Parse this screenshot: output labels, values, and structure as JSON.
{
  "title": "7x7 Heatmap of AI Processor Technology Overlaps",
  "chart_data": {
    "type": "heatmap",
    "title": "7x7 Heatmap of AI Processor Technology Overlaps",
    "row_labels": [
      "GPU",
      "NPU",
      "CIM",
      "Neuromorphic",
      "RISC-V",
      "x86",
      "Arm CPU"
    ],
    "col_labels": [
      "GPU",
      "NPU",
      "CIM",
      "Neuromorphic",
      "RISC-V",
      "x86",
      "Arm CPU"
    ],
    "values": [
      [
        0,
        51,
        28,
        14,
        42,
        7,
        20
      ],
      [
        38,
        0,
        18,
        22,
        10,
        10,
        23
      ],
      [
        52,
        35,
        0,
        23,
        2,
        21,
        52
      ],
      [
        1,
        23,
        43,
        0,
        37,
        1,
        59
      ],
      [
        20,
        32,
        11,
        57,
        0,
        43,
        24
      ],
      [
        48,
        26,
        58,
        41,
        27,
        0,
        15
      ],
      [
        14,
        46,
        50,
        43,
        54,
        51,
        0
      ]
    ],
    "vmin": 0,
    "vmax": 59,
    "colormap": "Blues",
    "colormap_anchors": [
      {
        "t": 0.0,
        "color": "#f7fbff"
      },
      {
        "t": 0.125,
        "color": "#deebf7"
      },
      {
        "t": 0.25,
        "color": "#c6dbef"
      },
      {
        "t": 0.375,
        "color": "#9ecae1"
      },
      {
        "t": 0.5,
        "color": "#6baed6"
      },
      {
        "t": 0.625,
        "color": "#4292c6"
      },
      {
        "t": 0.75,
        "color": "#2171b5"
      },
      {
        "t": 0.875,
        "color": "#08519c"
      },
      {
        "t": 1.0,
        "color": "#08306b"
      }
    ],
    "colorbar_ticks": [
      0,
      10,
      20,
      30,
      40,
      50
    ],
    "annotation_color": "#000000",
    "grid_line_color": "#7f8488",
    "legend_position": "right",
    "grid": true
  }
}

★ ★ ★

> _WORK TO DO_: Reproduce the material above, every line of it, exactly.

> _SOLUTION TO THIS TASK_:
Parse this screenshot: output labels, values, and structure as JSON.
{
  "title": "7x7 Heatmap of AI Processor Technology Overlaps",
  "chart_data": {
    "type": "heatmap",
    "title": "7x7 Heatmap of AI Processor Technology Overlaps",
    "row_labels": [
      "GPU",
      "NPU",
      "CIM",
      "Neuromorphic",
      "RISC-V",
      "x86",
      "Arm CPU"
    ],
    "col_labels": [
      "GPU",
      "NPU",
      "CIM",
      "Neuromorphic",
      "RISC-V",
      "x86",
      "Arm CPU"
    ],
    "values": [
      [
        0,
        51,
        28,
        14,
        42,
        7,
        20
      ],
      [
        38,
        0,
        18,
        22,
        10,
        10,
        23
      ],
      [
        52,
        35,
        0,
        23,
        2,
        21,
        52
      ],
      [
        1,
        23,
        43,
        0,
        37,
        1,
        59
      ],
      [
        20,
        32,
        11,
        57,
        0,
        43,
        24
      ],
      [
        48,
        26,
        58,
        41,
        27,
        0,
        15
      ],
      [
        14,
        46,
        50,
        43,
        54,
        51,
        0
      ]
    ],
    "vmin": 0,
    "vmax": 59,
    "colormap": "Blues",
    "colormap_anchors": [
      {
        "t": 0.0,
        "color": "#f7fbff"
      },
      {
        "t": 0.125,
        "color": "#deebf7"
      },
      {
        "t": 0.25,
        "color": "#c6dbef"
      },
      {
        "t": 0.375,
        "color": "#9ecae1"
      },
      {
        "t": 0.5,
        "color": "#6baed6"
      },
      {
        "t": 0.625,
        "color": "#4292c6"
      },
      {
        "t": 0.75,
        "color": "#2171b5"
      },
      {
        "t": 0.875,
        "color": "#08519c"
      },
      {
        "t": 1.0,
        "color": "#08306b"
      }
    ],
    "colorbar_ticks": [
      0,
      10,
      20,
      30,
      40,
      50
    ],
    "annotation_color": "#000000",
    "grid_line_color": "#7f8488",
    "legend_position": "right",
    "grid": true
  }
}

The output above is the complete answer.